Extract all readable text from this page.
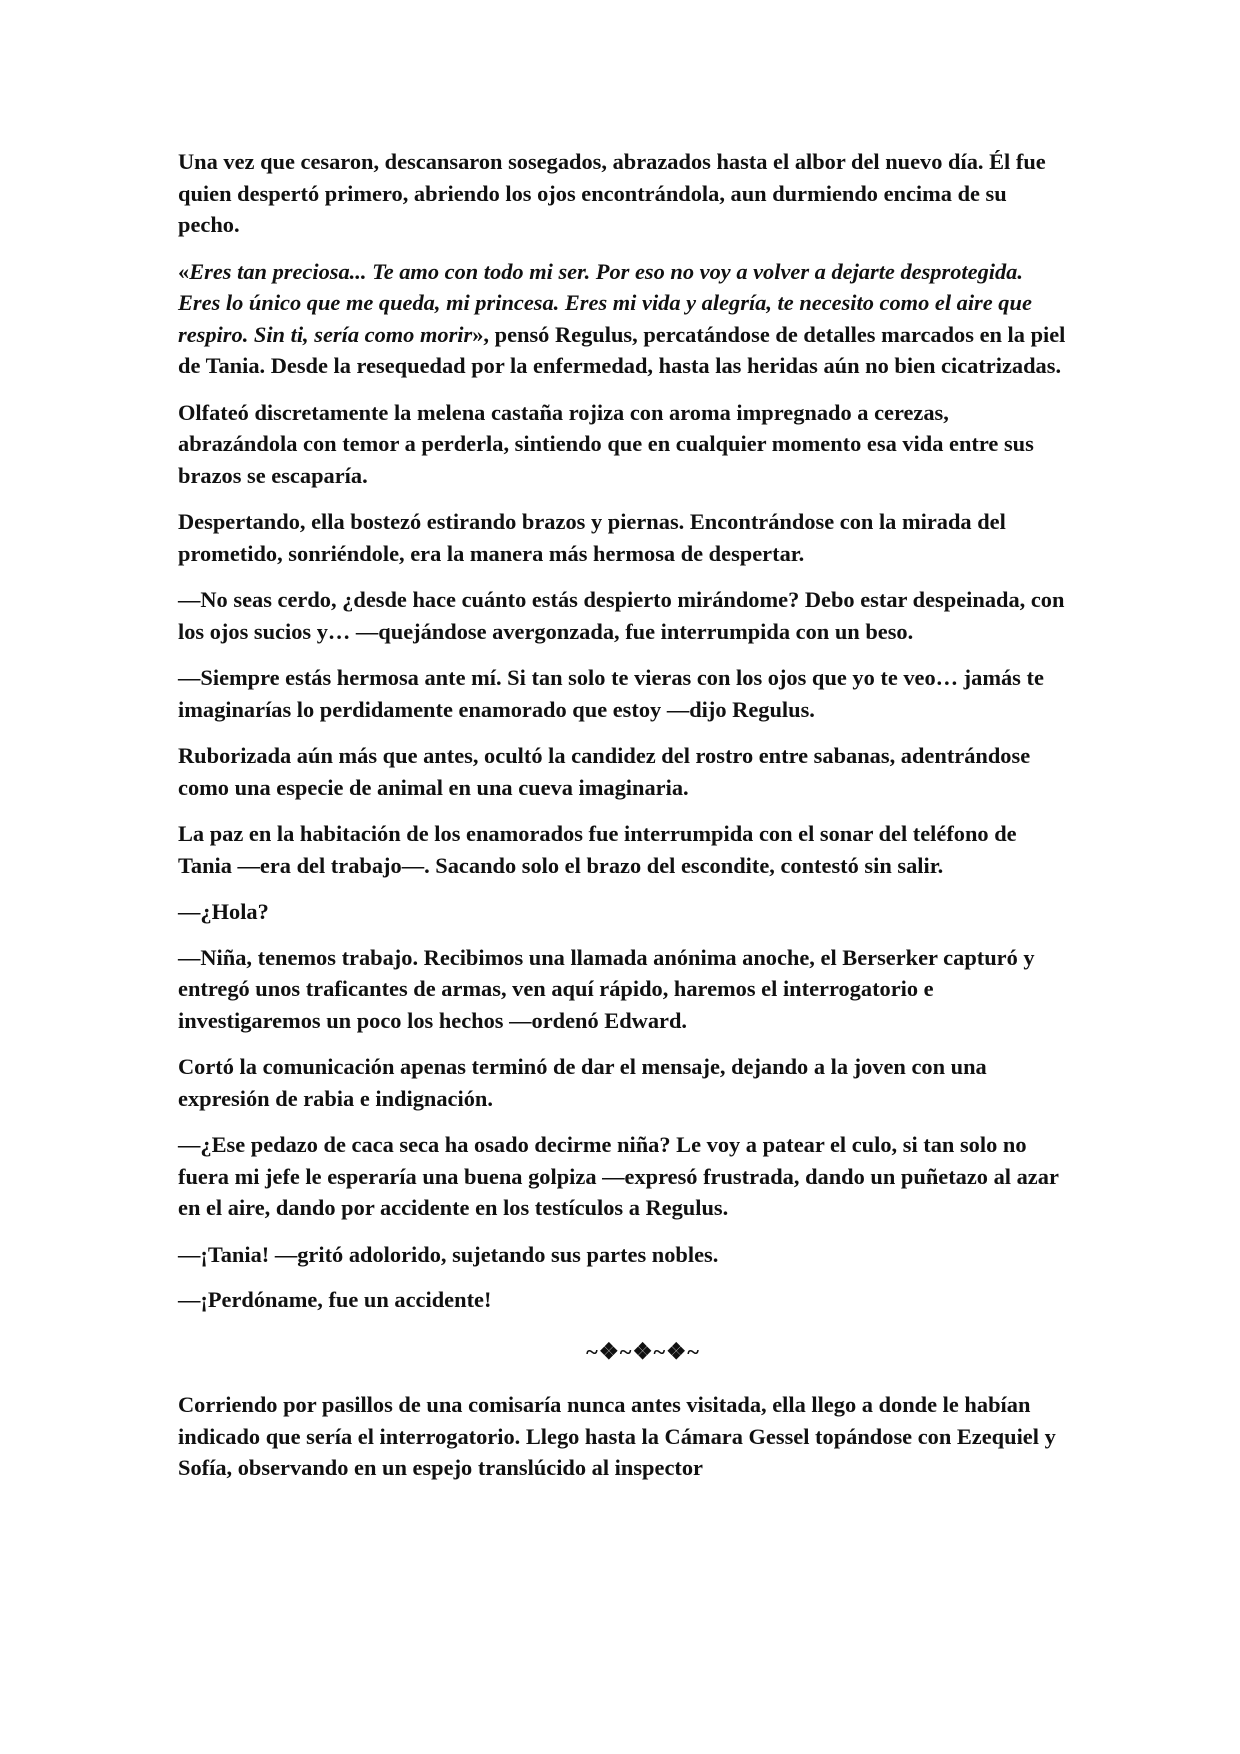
Una vez que cesaron, descansaron sosegados, abrazados hasta el albor del nuevo día. Él fue quien despertó primero, abriendo los ojos encontrándola, aun durmiendo encima de su pecho.

«Eres tan preciosa... Te amo con todo mi ser. Por eso no voy a volver a dejarte desprotegida. Eres lo único que me queda, mi princesa. Eres mi vida y alegría, te necesito como el aire que respiro. Sin ti, sería como morir», pensó Regulus, percatándose de detalles marcados en la piel de Tania. Desde la resequedad por la enfermedad, hasta las heridas aún no bien cicatrizadas.

Olfateó discretamente la melena castaña rojiza con aroma impregnado a cerezas, abrazándola con temor a perderla, sintiendo que en cualquier momento esa vida entre sus brazos se escaparía.

Despertando, ella bostezó estirando brazos y piernas. Encontrándose con la mirada del prometido, sonriéndole, era la manera más hermosa de despertar.

—No seas cerdo, ¿desde hace cuánto estás despierto mirándome? Debo estar despeinada, con los ojos sucios y… —quejándose avergonzada, fue interrumpida con un beso.

—Siempre estás hermosa ante mí. Si tan solo te vieras con los ojos que yo te veo… jamás te imaginarías lo perdidamente enamorado que estoy —dijo Regulus.

Ruborizada aún más que antes, ocultó la candidez del rostro entre sabanas, adentrándose como una especie de animal en una cueva imaginaria.

La paz en la habitación de los enamorados fue interrumpida con el sonar del teléfono de Tania —era del trabajo—. Sacando solo el brazo del escondite, contestó sin salir.

—¿Hola?

—Niña, tenemos trabajo. Recibimos una llamada anónima anoche, el Berserker capturó y entregó unos traficantes de armas, ven aquí rápido, haremos el interrogatorio e investigaremos un poco los hechos —ordenó Edward.

Cortó la comunicación apenas terminó de dar el mensaje, dejando a la joven con una expresión de rabia e indignación.

—¿Ese pedazo de caca seca ha osado decirme niña? Le voy a patear el culo, si tan solo no fuera mi jefe le esperaría una buena golpiza —expresó frustrada, dando un puñetazo al azar en el aire, dando por accidente en los testículos a Regulus.

—¡Tania! —gritó adolorido, sujetando sus partes nobles.

—¡Perdóname, fue un accidente!

~❖~❖~❖~

Corriendo por pasillos de una comisaría nunca antes visitada, ella llego a donde le habían indicado que sería el interrogatorio. Llego hasta la Cámara Gessel topándose con Ezequiel y Sofía, observando en un espejo translúcido al inspector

========================================

## Request
Copy the records above exactly, leaving out every picture.

## Solution for this task
Extract all readable text from this page.
Una vez que cesaron, descansaron sosegados, abrazados hasta el albor del nuevo día. Él fue quien despertó primero, abriendo los ojos encontrándola, aun durmiendo encima de su pecho.

«Eres tan preciosa... Te amo con todo mi ser. Por eso no voy a volver a dejarte desprotegida. Eres lo único que me queda, mi princesa. Eres mi vida y alegría, te necesito como el aire que respiro. Sin ti, sería como morir», pensó Regulus, percatándose de detalles marcados en la piel de Tania. Desde la resequedad por la enfermedad, hasta las heridas aún no bien cicatrizadas.

Olfateó discretamente la melena castaña rojiza con aroma impregnado a cerezas, abrazándola con temor a perderla, sintiendo que en cualquier momento esa vida entre sus brazos se escaparía.

Despertando, ella bostezó estirando brazos y piernas. Encontrándose con la mirada del prometido, sonriéndole, era la manera más hermosa de despertar.

—No seas cerdo, ¿desde hace cuánto estás despierto mirándome? Debo estar despeinada, con los ojos sucios y… —quejándose avergonzada, fue interrumpida con un beso.

—Siempre estás hermosa ante mí. Si tan solo te vieras con los ojos que yo te veo… jamás te imaginarías lo perdidamente enamorado que estoy —dijo Regulus.

Ruborizada aún más que antes, ocultó la candidez del rostro entre sabanas, adentrándose como una especie de animal en una cueva imaginaria.

La paz en la habitación de los enamorados fue interrumpida con el sonar del teléfono de Tania —era del trabajo—. Sacando solo el brazo del escondite, contestó sin salir.

—¿Hola?

—Niña, tenemos trabajo. Recibimos una llamada anónima anoche, el Berserker capturó y entregó unos traficantes de armas, ven aquí rápido, haremos el interrogatorio e investigaremos un poco los hechos —ordenó Edward.

Cortó la comunicación apenas terminó de dar el mensaje, dejando a la joven con una expresión de rabia e indignación.

—¿Ese pedazo de caca seca ha osado decirme niña? Le voy a patear el culo, si tan solo no fuera mi jefe le esperaría una buena golpiza —expresó frustrada, dando un puñetazo al azar en el aire, dando por accidente en los testículos a Regulus.

—¡Tania! —gritó adolorido, sujetando sus partes nobles.

—¡Perdóname, fue un accidente!

~❖~❖~❖~

Corriendo por pasillos de una comisaría nunca antes visitada, ella llego a donde le habían indicado que sería el interrogatorio. Llego hasta la Cámara Gessel topándose con Ezequiel y Sofía, observando en un espejo translúcido al inspector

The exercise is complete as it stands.